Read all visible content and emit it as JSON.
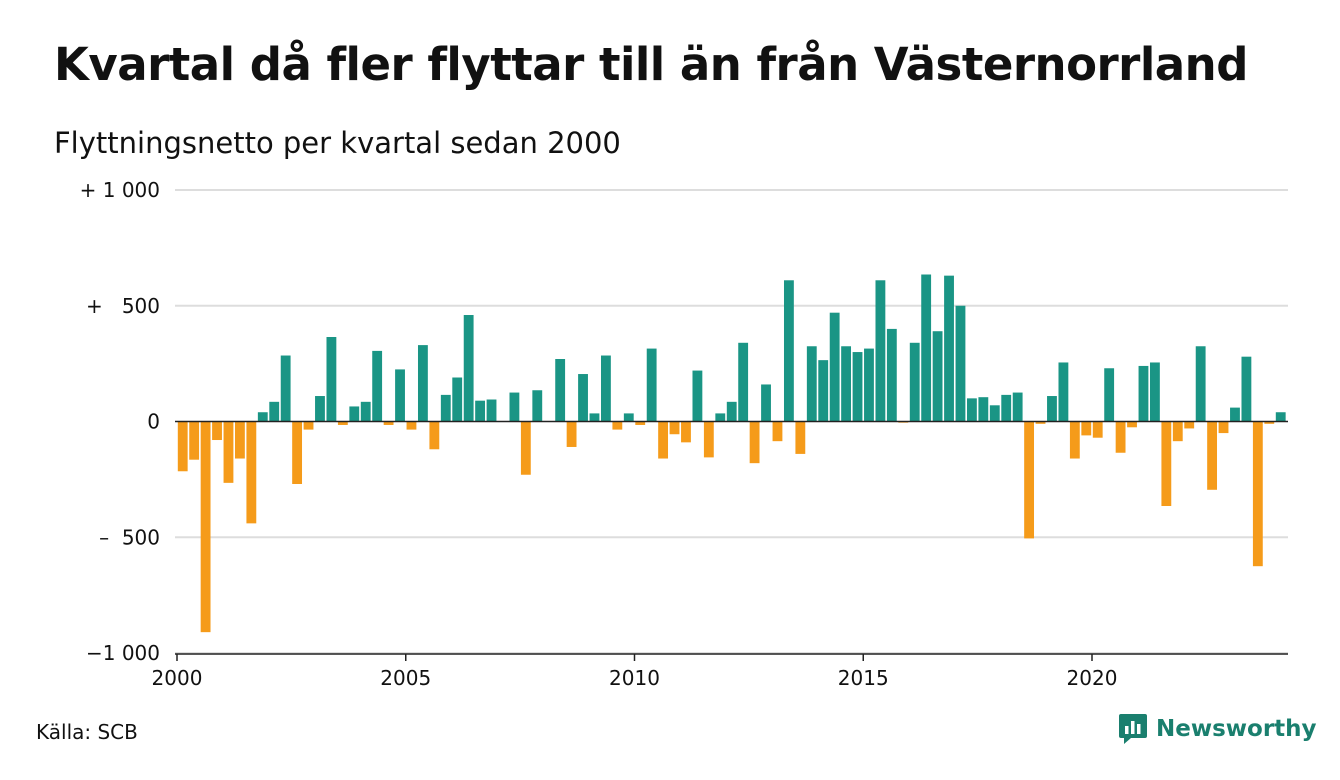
{
  "title": "Kvartal då fler flyttar till än från Västernorrland",
  "subtitle": "Flyttningsnetto per kvartal sedan 2000",
  "source": "Källa: SCB",
  "brand": "Newsworthy",
  "colors": {
    "positive": "#1a9585",
    "negative": "#f59b1a",
    "grid": "#dddddd",
    "brand": "#1a7f6e"
  },
  "chart_data": {
    "type": "bar",
    "title": "Kvartal då fler flyttar till än från Västernorrland",
    "subtitle": "Flyttningsnetto per kvartal sedan 2000",
    "x_start_year": 2000,
    "periods_per_year": 4,
    "xticks": [
      "2000",
      "2005",
      "2010",
      "2015",
      "2020"
    ],
    "yticks": [
      {
        "value": 1000,
        "label": "+ 1 000"
      },
      {
        "value": 500,
        "label": "+   500"
      },
      {
        "value": 0,
        "label": "0"
      },
      {
        "value": -500,
        "label": "–  500"
      },
      {
        "value": -1000,
        "label": "−1 000"
      }
    ],
    "ylim": [
      -1000,
      1000
    ],
    "grid": true,
    "values": [
      -215,
      -165,
      -910,
      -80,
      -265,
      -160,
      -440,
      40,
      85,
      285,
      -270,
      -35,
      110,
      365,
      -15,
      65,
      85,
      305,
      -15,
      225,
      -35,
      330,
      -120,
      115,
      190,
      460,
      90,
      95,
      0,
      125,
      -230,
      135,
      0,
      270,
      -110,
      205,
      35,
      285,
      -35,
      35,
      -15,
      315,
      -160,
      -55,
      -90,
      220,
      -155,
      35,
      85,
      340,
      -180,
      160,
      -85,
      610,
      -140,
      325,
      265,
      470,
      325,
      300,
      315,
      610,
      400,
      -5,
      340,
      635,
      390,
      630,
      500,
      100,
      105,
      70,
      115,
      125,
      -505,
      -10,
      110,
      255,
      -160,
      -60,
      -70,
      230,
      -135,
      -25,
      240,
      255,
      -365,
      -85,
      -30,
      325,
      -295,
      -50,
      60,
      280,
      -625,
      -10,
      40
    ]
  }
}
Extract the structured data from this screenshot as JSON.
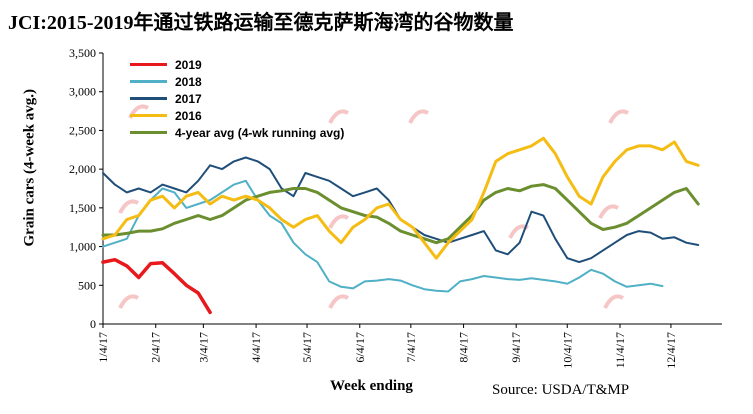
{
  "title": "JCI:2015-2019年通过铁路运输至德克萨斯海湾的谷物数量",
  "source": "Source: USDA/T&MP",
  "colors": {
    "2019": "#e8191c",
    "2018": "#4fb0c6",
    "2017": "#1f4e79",
    "2016": "#f5bd13",
    "avg": "#6b8e2f"
  },
  "chart_data": {
    "type": "line",
    "xlabel": "Week ending",
    "ylabel": "Grain cars (4-week avg.)",
    "ylim": [
      0,
      3500
    ],
    "yticks": [
      "0",
      "500",
      "1,000",
      "1,500",
      "2,000",
      "2,500",
      "3,000",
      "3,500"
    ],
    "x_ticks": [
      "1/4/17",
      "2/4/17",
      "3/4/17",
      "4/4/17",
      "5/4/17",
      "6/4/17",
      "7/4/17",
      "8/4/17",
      "9/4/17",
      "10/4/17",
      "11/4/17",
      "12/4/17"
    ],
    "x_tick_positions": [
      0,
      4.43,
      8.43,
      12.86,
      17.14,
      21.57,
      25.86,
      30.29,
      34.71,
      39,
      43.43,
      47.71
    ],
    "xlim": [
      0,
      52
    ],
    "grid": false,
    "legend_position": "top-left",
    "series": [
      {
        "name": "2019",
        "key": "2019",
        "width": 3.5,
        "values": [
          800,
          830,
          750,
          600,
          780,
          790,
          650,
          500,
          400,
          150
        ]
      },
      {
        "name": "2018",
        "key": "2018",
        "width": 2,
        "values": [
          1000,
          1050,
          1100,
          1400,
          1600,
          1750,
          1700,
          1500,
          1550,
          1600,
          1700,
          1800,
          1850,
          1600,
          1400,
          1300,
          1050,
          900,
          800,
          550,
          480,
          460,
          550,
          560,
          580,
          560,
          500,
          450,
          430,
          420,
          550,
          580,
          620,
          600,
          580,
          570,
          590,
          570,
          550,
          520,
          600,
          700,
          650,
          550,
          480,
          500,
          520,
          490
        ]
      },
      {
        "name": "2017",
        "key": "2017",
        "width": 2,
        "values": [
          1950,
          1800,
          1700,
          1750,
          1700,
          1800,
          1750,
          1700,
          1850,
          2050,
          2000,
          2100,
          2150,
          2100,
          2000,
          1750,
          1650,
          1950,
          1900,
          1850,
          1750,
          1650,
          1700,
          1750,
          1600,
          1350,
          1250,
          1150,
          1100,
          1050,
          1100,
          1150,
          1200,
          950,
          900,
          1050,
          1450,
          1400,
          1100,
          850,
          800,
          850,
          950,
          1050,
          1150,
          1200,
          1180,
          1100,
          1120,
          1050,
          1020
        ]
      },
      {
        "name": "2016",
        "key": "2016",
        "width": 3,
        "values": [
          1100,
          1150,
          1350,
          1400,
          1600,
          1650,
          1500,
          1650,
          1700,
          1550,
          1650,
          1600,
          1650,
          1600,
          1500,
          1350,
          1250,
          1350,
          1400,
          1200,
          1050,
          1250,
          1350,
          1500,
          1550,
          1350,
          1250,
          1050,
          850,
          1050,
          1200,
          1350,
          1700,
          2100,
          2200,
          2250,
          2300,
          2400,
          2200,
          1900,
          1650,
          1550,
          1900,
          2100,
          2250,
          2300,
          2300,
          2250,
          2350,
          2100,
          2050
        ]
      },
      {
        "name": "4-year avg (4-wk running avg)",
        "key": "avg",
        "width": 3,
        "values": [
          1150,
          1150,
          1170,
          1200,
          1200,
          1230,
          1300,
          1350,
          1400,
          1350,
          1400,
          1500,
          1600,
          1650,
          1700,
          1720,
          1750,
          1750,
          1700,
          1600,
          1500,
          1450,
          1400,
          1380,
          1300,
          1200,
          1150,
          1100,
          1050,
          1100,
          1250,
          1400,
          1600,
          1700,
          1750,
          1720,
          1780,
          1800,
          1750,
          1600,
          1450,
          1300,
          1220,
          1250,
          1300,
          1400,
          1500,
          1600,
          1700,
          1750,
          1550
        ]
      }
    ]
  }
}
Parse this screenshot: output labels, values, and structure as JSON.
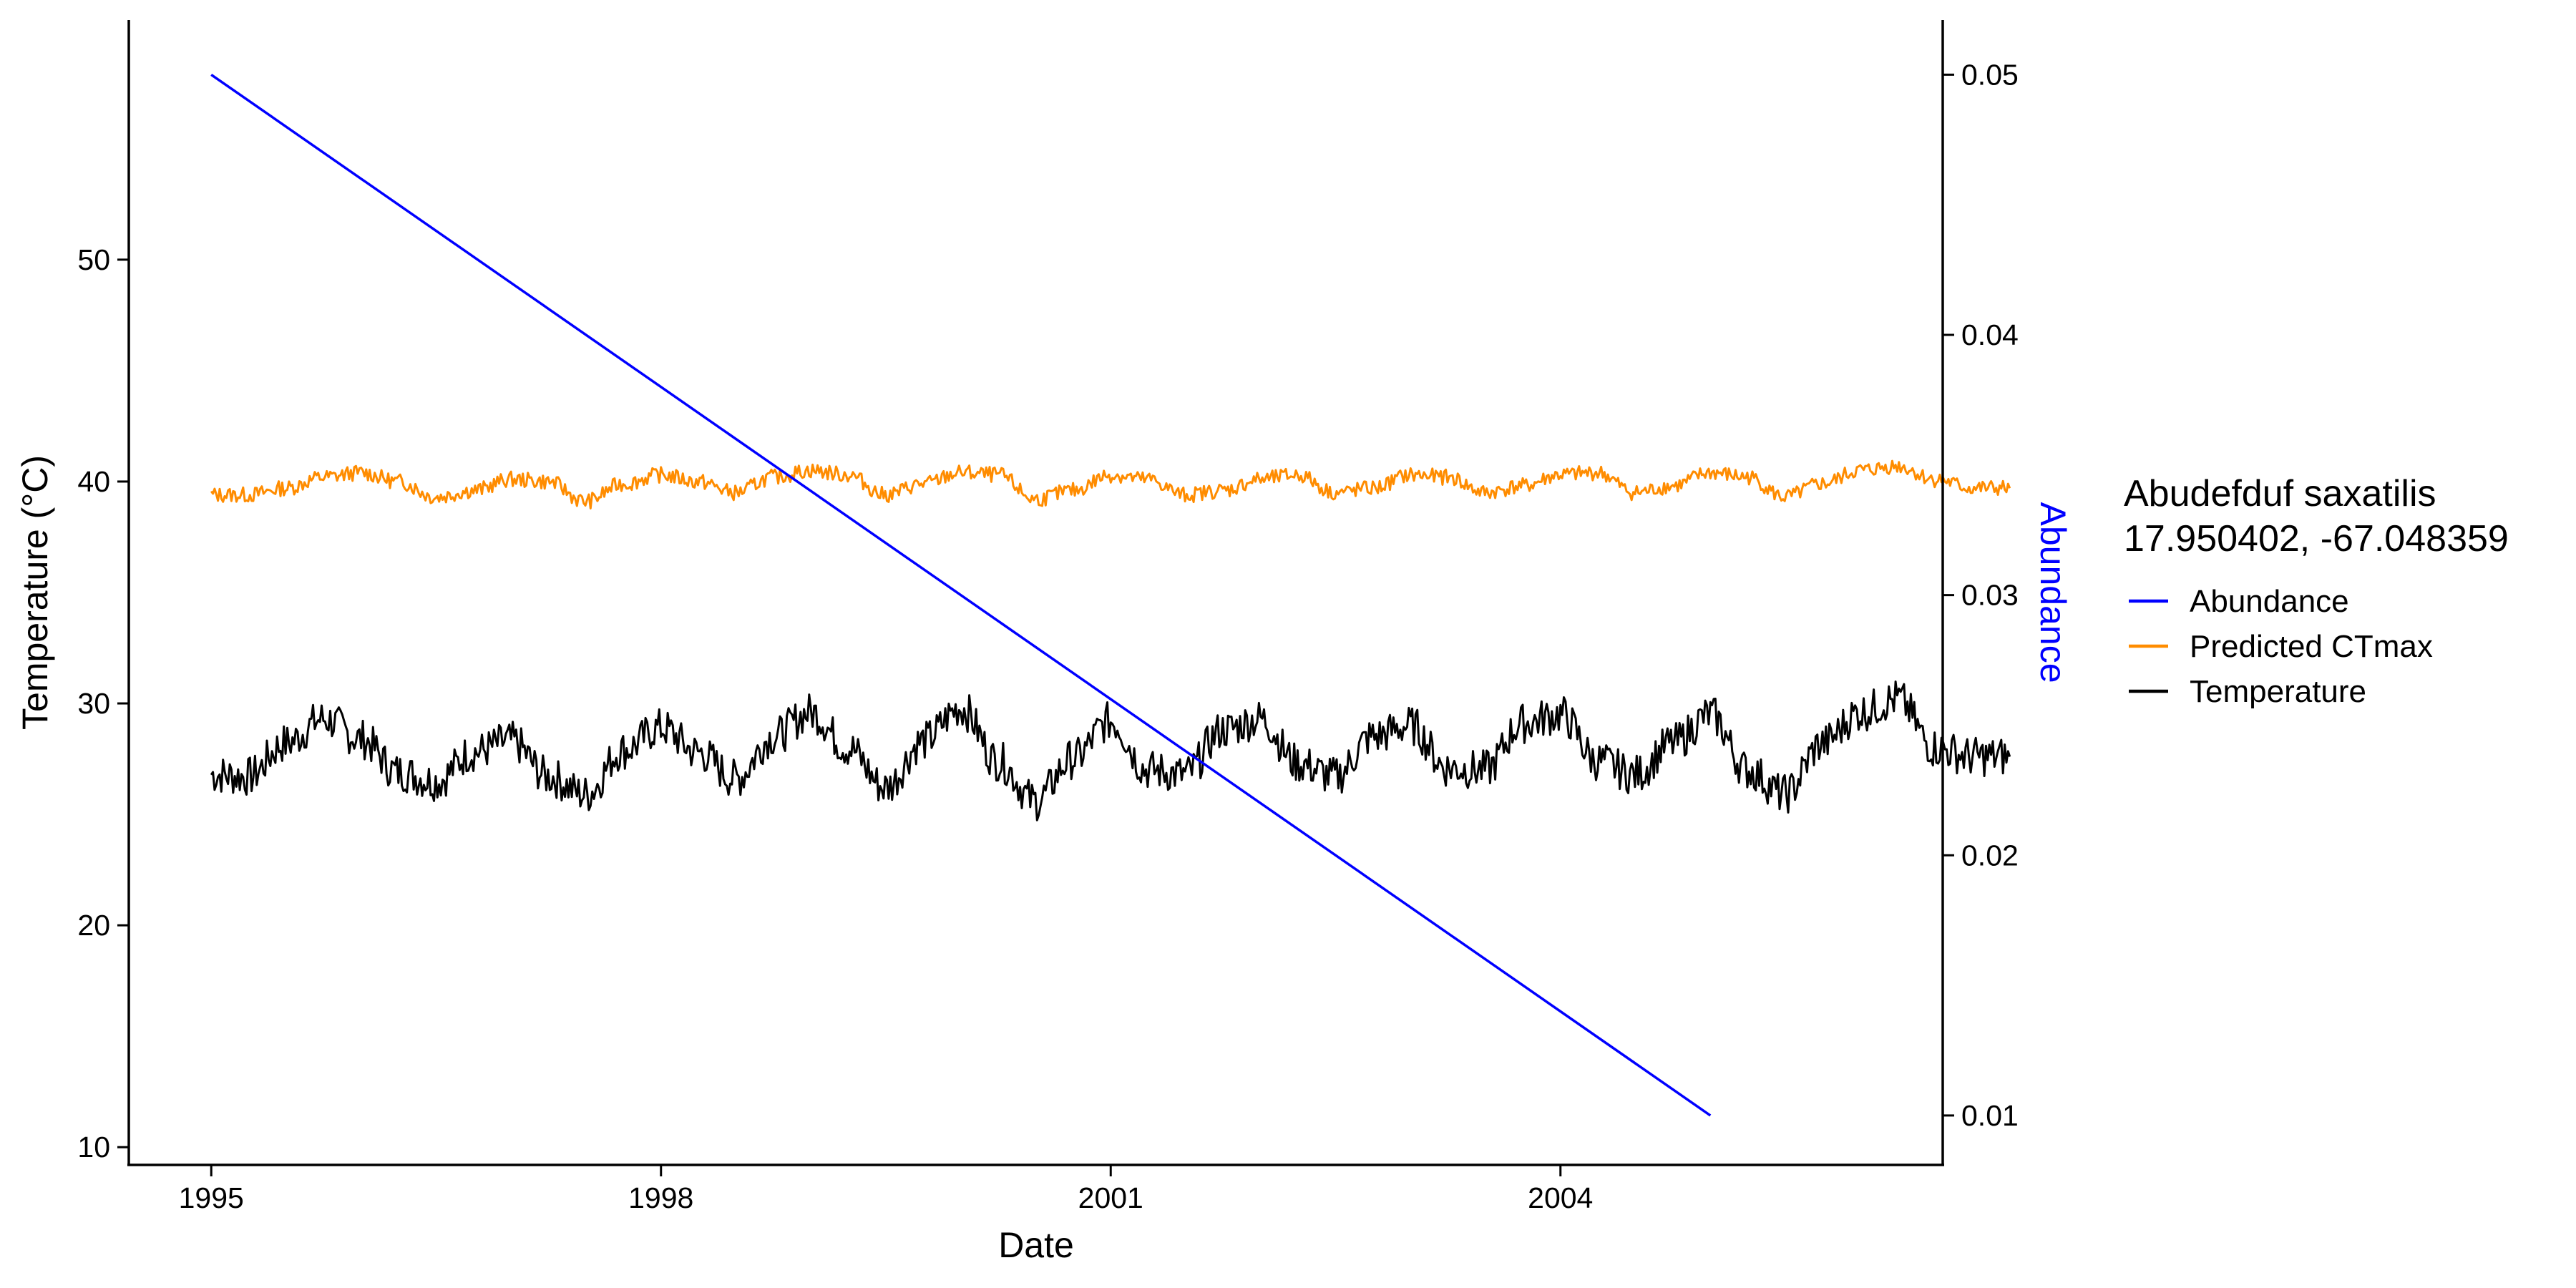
# # # #
_What is asked_.
From the entries, copy out each line containing the word "JSON".

_The response_.
Read all visible content and emit it as JSON.
Extract the structured data from this screenshot as JSON.
Parse this screenshot: output labels, values, and structure as JSON.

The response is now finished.